-- Challenge --
Set each entry down verbatim, omitting images.

-- Record extracts --
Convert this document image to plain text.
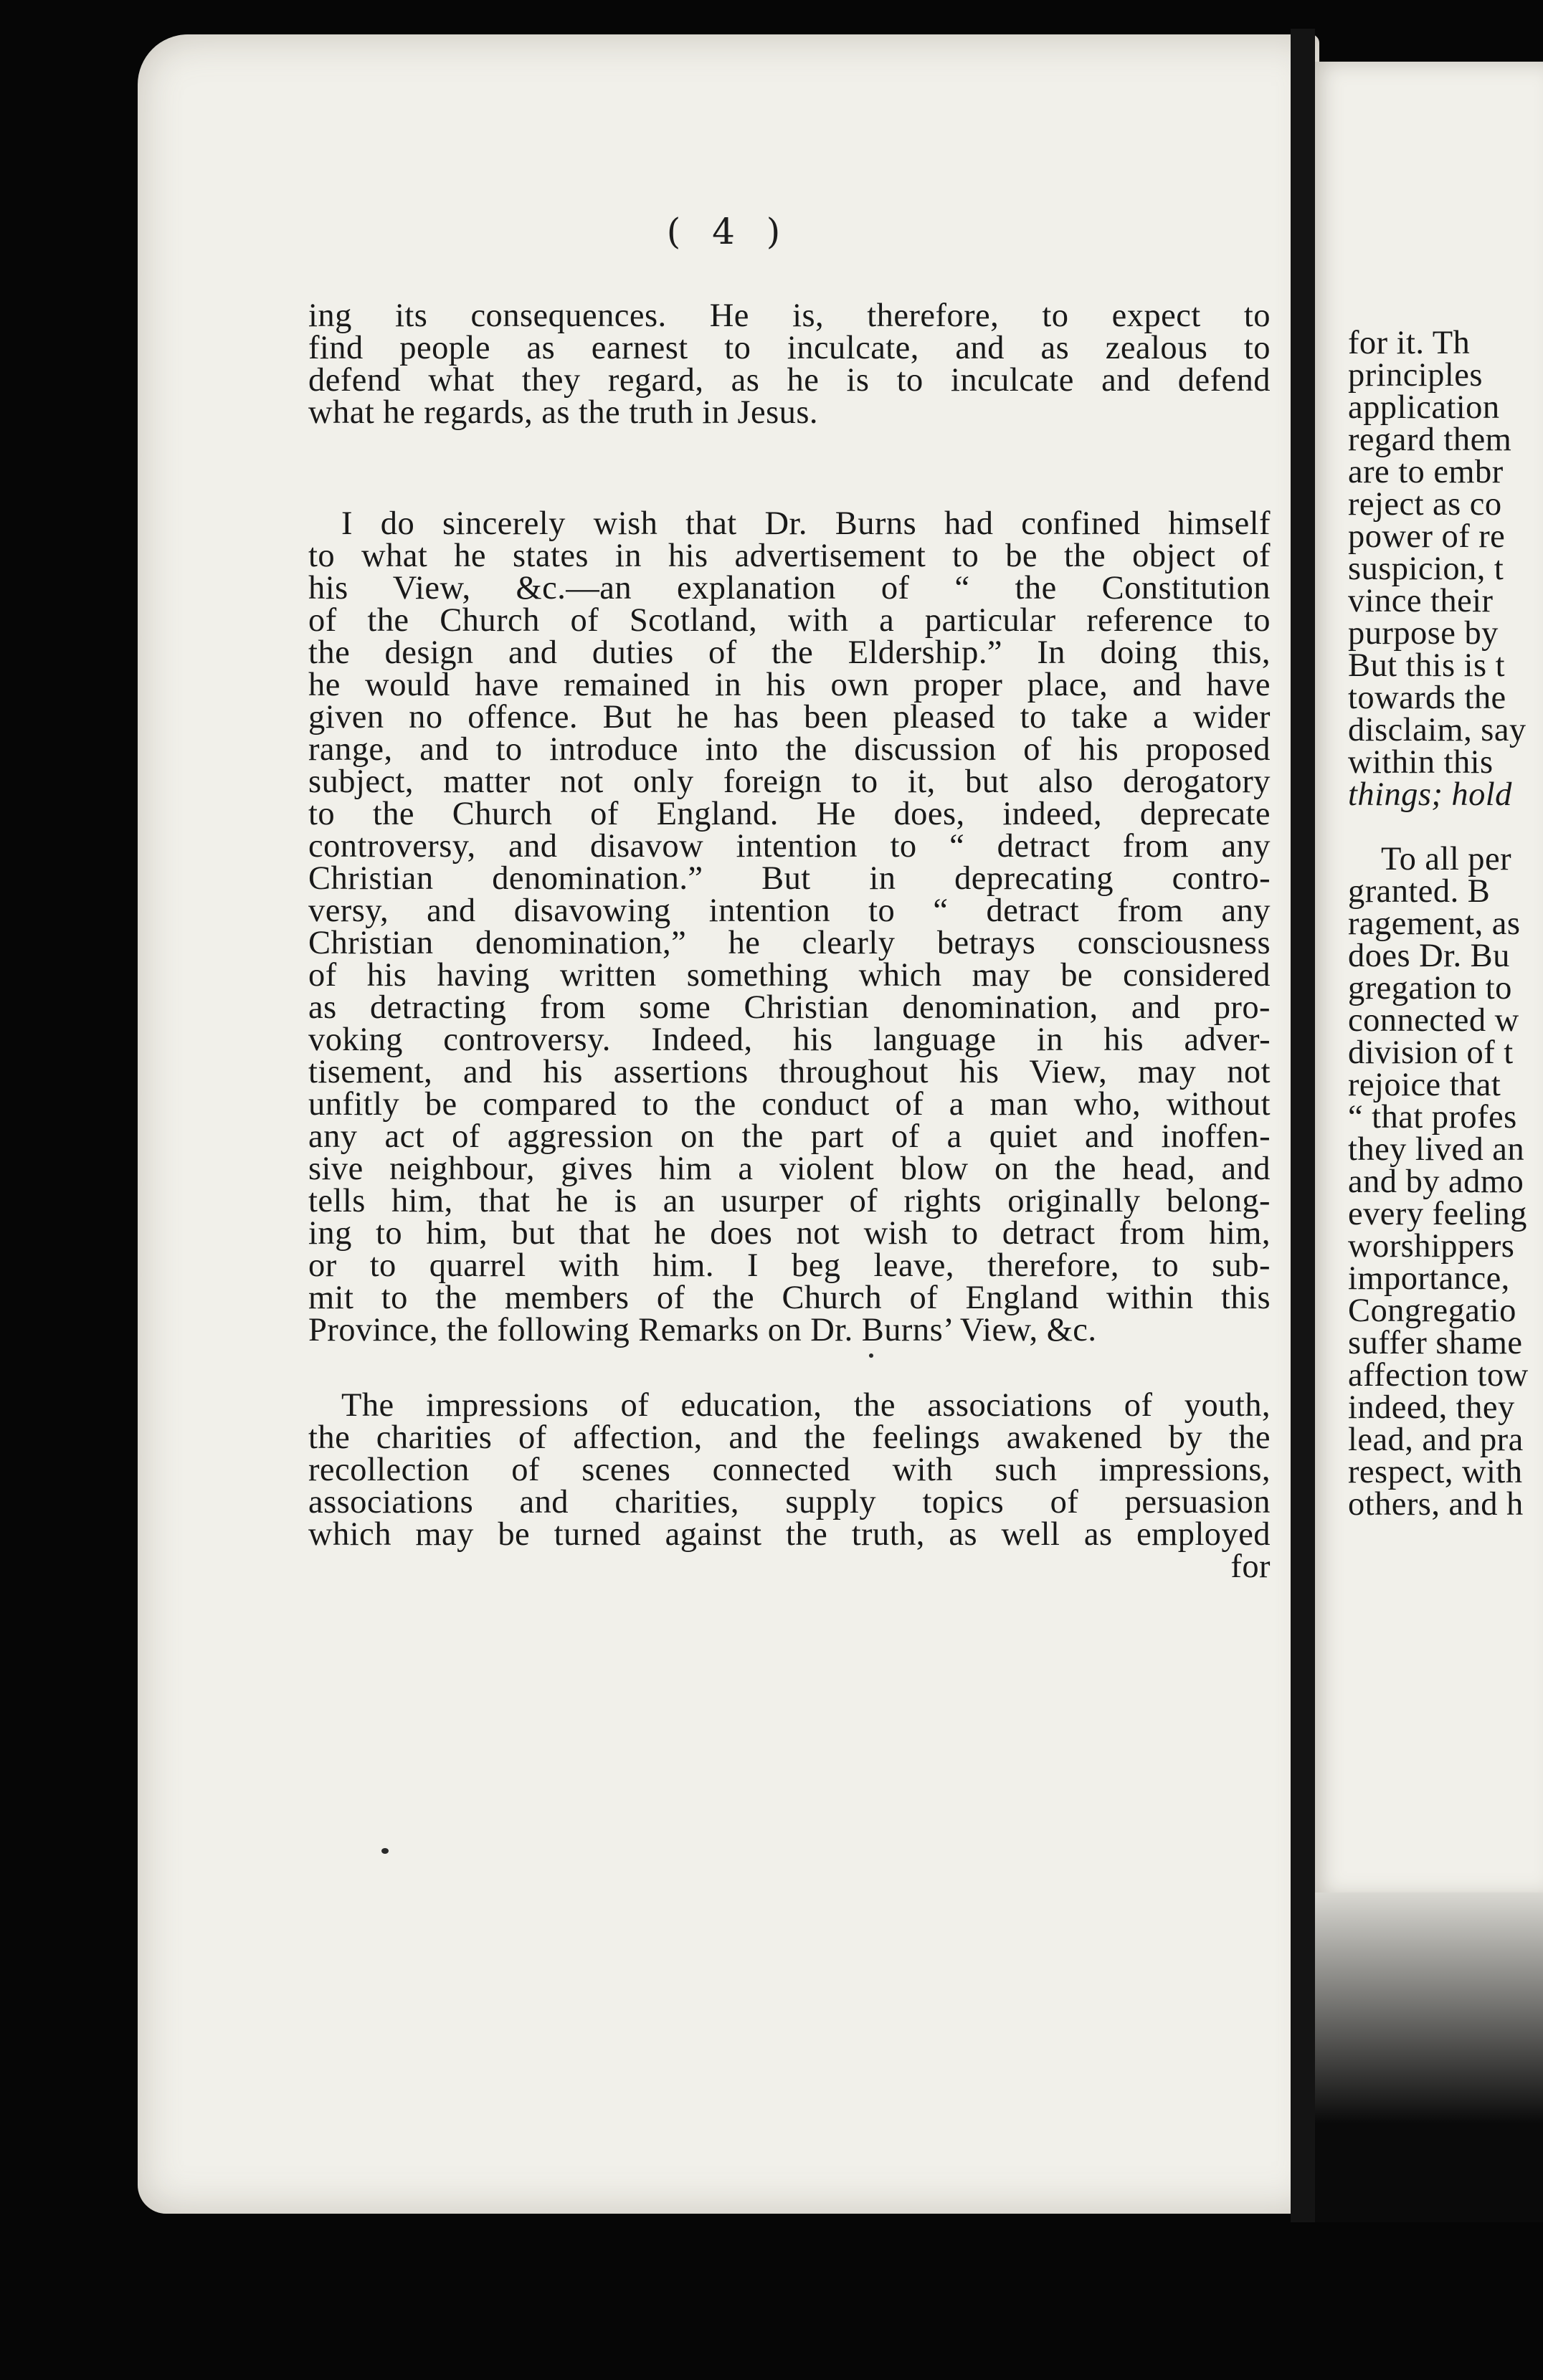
( 4 )
ing its consequences. He is, therefore, to expect to
find people as earnest to inculcate, and as zealous to
defend what they regard, as he is to inculcate and defend
what he regards, as the truth in Jesus.
I do sincerely wish that Dr. Burns had confined himself
to what he states in his advertisement to be the object of
his View, &c.—an explanation of “ the Constitution
of the Church of Scotland, with a particular reference to
the design and duties of the Eldership.” In doing this,
he would have remained in his own proper place, and have
given no offence. But he has been pleased to take a wider
range, and to introduce into the discussion of his proposed
subject, matter not only foreign to it, but also derogatory
to the Church of England. He does, indeed, deprecate
controversy, and disavow intention to “ detract from any
Christian denomination.” But in deprecating contro-
versy, and disavowing intention to “ detract from any
Christian denomination,” he clearly betrays consciousness
of his having written something which may be considered
as detracting from some Christian denomination, and pro-
voking controversy. Indeed, his language in his adver-
tisement, and his assertions throughout his View, may not
unfitly be compared to the conduct of a man who, without
any act of aggression on the part of a quiet and inoffen-
sive neighbour, gives him a violent blow on the head, and
tells him, that he is an usurper of rights originally belong-
ing to him, but that he does not wish to detract from him,
or to quarrel with him. I beg leave, therefore, to sub-
mit to the members of the Church of England within this
Province, the following Remarks on Dr. Burns’ View, &c.
The impressions of education, the associations of youth,
the charities of affection, and the feelings awakened by the
recollection of scenes connected with such impressions,
associations and charities, supply topics of persuasion
which may be turned against the truth, as well as employed
for
for it. Th
principles
application
regard them
are to embr
reject as co
power of re
suspicion, t
vince their
purpose by
But this is t
towards the
disclaim, say
within this
things; hold
To all per
granted. B
ragement, as
does Dr. Bu
gregation to
connected w
division of t
rejoice that
“ that profes
they lived an
and by admo
every feeling
worshippers
importance,
Congregatio
suffer shame
affection tow
indeed, they
lead, and pra
respect, with
others, and h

-- Result of this task --
Convert this document image to plain text.
( 4 )
ing its consequences. He is, therefore, to expect to
find people as earnest to inculcate, and as zealous to
defend what they regard, as he is to inculcate and defend
what he regards, as the truth in Jesus.
I do sincerely wish that Dr. Burns had confined himself
to what he states in his advertisement to be the object of
his View, &c.—an explanation of “ the Constitution
of the Church of Scotland, with a particular reference to
the design and duties of the Eldership.” In doing this,
he would have remained in his own proper place, and have
given no offence. But he has been pleased to take a wider
range, and to introduce into the discussion of his proposed
subject, matter not only foreign to it, but also derogatory
to the Church of England. He does, indeed, deprecate
controversy, and disavow intention to “ detract from any
Christian denomination.” But in deprecating contro-
versy, and disavowing intention to “ detract from any
Christian denomination,” he clearly betrays consciousness
of his having written something which may be considered
as detracting from some Christian denomination, and pro-
voking controversy. Indeed, his language in his adver-
tisement, and his assertions throughout his View, may not
unfitly be compared to the conduct of a man who, without
any act of aggression on the part of a quiet and inoffen-
sive neighbour, gives him a violent blow on the head, and
tells him, that he is an usurper of rights originally belong-
ing to him, but that he does not wish to detract from him,
or to quarrel with him. I beg leave, therefore, to sub-
mit to the members of the Church of England within this
Province, the following Remarks on Dr. Burns’ View, &c.
The impressions of education, the associations of youth,
the charities of affection, and the feelings awakened by the
recollection of scenes connected with such impressions,
associations and charities, supply topics of persuasion
which may be turned against the truth, as well as employed
for
for it. Th
principles
application
regard them
are to embr
reject as co
power of re
suspicion, t
vince their
purpose by
But this is t
towards the
disclaim, say
within this
things; hold
To all per
granted. B
ragement, as
does Dr. Bu
gregation to
connected w
division of t
rejoice that
“ that profes
they lived an
and by admo
every feeling
worshippers
importance,
Congregatio
suffer shame
affection tow
indeed, they
lead, and pra
respect, with
others, and h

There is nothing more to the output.